[WHAT TO WORK ON]:
Extract all lines that hold "кратно" from the records below.

[INPUT FOR THIS TASK]:
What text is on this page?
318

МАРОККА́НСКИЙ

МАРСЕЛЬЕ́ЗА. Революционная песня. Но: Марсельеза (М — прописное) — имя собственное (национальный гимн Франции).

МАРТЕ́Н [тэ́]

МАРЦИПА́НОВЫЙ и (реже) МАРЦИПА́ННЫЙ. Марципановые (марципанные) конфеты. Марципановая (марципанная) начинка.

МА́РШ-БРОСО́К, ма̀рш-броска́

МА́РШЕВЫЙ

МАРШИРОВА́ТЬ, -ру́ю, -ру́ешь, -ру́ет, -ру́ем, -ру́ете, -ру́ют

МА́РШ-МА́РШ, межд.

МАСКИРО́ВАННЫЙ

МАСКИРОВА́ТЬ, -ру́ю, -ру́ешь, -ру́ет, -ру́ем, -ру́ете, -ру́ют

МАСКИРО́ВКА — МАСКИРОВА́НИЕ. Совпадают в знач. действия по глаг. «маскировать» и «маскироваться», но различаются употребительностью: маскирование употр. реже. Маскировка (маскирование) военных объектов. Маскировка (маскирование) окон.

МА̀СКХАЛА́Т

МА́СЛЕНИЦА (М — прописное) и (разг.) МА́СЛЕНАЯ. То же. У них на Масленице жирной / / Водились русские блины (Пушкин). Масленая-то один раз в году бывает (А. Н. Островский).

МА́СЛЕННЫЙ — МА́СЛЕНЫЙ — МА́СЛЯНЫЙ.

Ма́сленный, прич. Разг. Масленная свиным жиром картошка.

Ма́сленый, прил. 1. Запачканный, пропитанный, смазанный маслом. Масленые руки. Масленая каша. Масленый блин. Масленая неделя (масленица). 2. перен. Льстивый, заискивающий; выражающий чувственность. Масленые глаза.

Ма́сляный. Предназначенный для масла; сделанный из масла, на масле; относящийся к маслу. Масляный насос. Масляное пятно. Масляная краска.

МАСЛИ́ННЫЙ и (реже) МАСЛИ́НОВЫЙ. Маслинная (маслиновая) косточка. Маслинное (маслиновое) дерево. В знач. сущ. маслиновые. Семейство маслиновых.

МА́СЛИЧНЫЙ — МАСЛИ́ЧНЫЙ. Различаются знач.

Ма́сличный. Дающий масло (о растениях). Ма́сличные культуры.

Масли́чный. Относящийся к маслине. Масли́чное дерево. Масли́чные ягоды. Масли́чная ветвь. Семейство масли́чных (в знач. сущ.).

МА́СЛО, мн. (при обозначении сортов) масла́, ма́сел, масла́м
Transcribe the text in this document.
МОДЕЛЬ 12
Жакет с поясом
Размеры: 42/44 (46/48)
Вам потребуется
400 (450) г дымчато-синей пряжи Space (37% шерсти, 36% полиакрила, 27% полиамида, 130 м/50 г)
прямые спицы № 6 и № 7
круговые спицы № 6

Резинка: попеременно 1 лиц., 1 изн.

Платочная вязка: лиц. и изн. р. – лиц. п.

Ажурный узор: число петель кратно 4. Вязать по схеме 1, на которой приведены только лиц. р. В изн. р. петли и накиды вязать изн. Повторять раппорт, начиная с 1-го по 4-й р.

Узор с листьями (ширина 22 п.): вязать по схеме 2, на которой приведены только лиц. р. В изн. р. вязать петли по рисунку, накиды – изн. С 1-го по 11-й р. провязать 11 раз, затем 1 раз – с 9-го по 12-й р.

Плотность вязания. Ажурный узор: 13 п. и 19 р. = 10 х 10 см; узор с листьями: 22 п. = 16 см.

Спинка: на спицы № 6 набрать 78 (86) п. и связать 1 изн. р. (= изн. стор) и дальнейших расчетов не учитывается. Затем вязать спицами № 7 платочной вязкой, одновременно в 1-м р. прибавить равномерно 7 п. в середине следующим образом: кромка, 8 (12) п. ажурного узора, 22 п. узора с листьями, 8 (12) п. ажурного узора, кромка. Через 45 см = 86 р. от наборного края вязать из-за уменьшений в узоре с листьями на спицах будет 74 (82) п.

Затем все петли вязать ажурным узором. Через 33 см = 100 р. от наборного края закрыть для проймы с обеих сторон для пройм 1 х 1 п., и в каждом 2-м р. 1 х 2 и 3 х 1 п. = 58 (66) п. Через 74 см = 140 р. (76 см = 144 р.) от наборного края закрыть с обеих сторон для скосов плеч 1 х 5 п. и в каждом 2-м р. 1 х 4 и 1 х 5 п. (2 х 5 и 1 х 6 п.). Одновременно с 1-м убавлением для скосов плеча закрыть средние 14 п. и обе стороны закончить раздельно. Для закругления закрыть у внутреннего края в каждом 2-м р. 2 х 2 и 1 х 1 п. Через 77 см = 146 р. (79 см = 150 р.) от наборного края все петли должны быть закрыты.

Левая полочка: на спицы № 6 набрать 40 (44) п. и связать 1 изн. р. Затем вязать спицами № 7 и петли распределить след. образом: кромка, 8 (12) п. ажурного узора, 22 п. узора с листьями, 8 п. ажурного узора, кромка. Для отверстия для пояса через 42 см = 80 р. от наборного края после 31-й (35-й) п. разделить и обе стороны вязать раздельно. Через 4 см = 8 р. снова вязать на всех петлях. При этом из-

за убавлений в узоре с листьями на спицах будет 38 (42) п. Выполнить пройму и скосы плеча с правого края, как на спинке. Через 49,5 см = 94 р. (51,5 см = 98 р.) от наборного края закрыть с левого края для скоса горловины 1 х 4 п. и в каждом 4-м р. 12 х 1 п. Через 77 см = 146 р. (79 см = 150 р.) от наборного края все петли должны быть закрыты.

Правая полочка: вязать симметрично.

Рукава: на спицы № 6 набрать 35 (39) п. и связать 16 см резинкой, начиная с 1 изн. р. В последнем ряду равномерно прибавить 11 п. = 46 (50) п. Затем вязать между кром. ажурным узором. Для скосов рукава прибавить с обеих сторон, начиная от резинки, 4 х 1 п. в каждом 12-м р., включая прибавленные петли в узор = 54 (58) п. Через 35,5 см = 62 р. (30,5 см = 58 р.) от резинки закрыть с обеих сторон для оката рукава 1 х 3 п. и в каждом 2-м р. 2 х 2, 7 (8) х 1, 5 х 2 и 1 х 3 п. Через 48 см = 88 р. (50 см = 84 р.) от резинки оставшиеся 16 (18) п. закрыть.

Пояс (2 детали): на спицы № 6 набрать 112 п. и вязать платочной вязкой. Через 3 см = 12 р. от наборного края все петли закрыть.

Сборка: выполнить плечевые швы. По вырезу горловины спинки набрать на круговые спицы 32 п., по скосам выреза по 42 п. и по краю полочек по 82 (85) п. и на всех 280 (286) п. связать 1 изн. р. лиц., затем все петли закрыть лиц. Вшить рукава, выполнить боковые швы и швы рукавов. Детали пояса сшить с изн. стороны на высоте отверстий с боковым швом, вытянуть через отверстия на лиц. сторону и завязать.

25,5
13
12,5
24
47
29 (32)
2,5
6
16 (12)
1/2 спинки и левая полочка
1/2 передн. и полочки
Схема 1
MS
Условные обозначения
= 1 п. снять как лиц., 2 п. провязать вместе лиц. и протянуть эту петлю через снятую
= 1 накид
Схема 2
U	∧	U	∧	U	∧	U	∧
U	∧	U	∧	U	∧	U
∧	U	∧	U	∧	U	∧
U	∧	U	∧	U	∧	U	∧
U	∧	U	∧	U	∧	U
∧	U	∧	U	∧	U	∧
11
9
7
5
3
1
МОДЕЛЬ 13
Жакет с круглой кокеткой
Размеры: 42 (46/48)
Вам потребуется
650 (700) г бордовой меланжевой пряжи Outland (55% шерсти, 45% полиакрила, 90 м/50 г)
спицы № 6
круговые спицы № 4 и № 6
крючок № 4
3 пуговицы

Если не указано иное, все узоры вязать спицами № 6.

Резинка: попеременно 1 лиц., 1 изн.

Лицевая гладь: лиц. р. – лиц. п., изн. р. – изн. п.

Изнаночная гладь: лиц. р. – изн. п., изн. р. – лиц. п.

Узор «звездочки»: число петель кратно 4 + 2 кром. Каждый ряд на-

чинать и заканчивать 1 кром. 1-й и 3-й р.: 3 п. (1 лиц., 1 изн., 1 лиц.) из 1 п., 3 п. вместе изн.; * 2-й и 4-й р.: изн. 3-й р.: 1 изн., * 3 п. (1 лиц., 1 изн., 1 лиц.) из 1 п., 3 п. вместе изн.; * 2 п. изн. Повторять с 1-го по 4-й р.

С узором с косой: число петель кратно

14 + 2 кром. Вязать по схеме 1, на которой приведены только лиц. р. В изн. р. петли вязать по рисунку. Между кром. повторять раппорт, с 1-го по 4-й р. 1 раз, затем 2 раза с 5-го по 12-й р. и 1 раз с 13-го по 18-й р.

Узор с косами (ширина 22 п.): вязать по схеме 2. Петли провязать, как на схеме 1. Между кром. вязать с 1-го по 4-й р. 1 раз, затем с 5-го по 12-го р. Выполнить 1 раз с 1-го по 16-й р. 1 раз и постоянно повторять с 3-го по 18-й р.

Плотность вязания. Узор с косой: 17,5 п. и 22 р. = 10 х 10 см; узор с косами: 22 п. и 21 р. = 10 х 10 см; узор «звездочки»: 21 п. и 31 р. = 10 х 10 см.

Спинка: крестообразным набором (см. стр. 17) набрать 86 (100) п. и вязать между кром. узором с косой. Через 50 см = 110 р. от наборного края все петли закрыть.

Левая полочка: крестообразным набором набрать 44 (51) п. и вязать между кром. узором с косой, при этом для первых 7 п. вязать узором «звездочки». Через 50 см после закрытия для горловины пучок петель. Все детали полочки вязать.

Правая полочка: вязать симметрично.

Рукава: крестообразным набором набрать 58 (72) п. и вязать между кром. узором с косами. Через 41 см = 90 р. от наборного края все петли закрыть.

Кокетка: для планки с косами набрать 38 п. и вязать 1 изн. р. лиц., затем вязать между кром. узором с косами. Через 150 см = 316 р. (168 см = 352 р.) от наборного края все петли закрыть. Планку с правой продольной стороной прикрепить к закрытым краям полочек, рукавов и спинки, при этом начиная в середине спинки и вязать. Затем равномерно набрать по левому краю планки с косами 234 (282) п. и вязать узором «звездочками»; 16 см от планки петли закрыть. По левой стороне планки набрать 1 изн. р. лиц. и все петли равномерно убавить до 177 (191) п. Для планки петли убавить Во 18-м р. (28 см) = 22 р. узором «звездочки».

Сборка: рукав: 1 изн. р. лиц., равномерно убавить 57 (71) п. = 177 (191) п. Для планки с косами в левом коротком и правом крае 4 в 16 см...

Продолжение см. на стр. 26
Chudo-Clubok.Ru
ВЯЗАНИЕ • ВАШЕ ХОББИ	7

[SOLUTION FOR THIS PROBLEM]:
Ажурный узор: число петель кратно 4. Вязать по схеме 1, на которой приведены только лиц. р. В изн. р. петли и накиды вязать изн. Повторять раппорт, начиная с 1-го по 4-й р.
Узор «звездочки»: число петель кратно 4 + 2 кром. Каждый ряд на-
С узором с косой: число петель кратно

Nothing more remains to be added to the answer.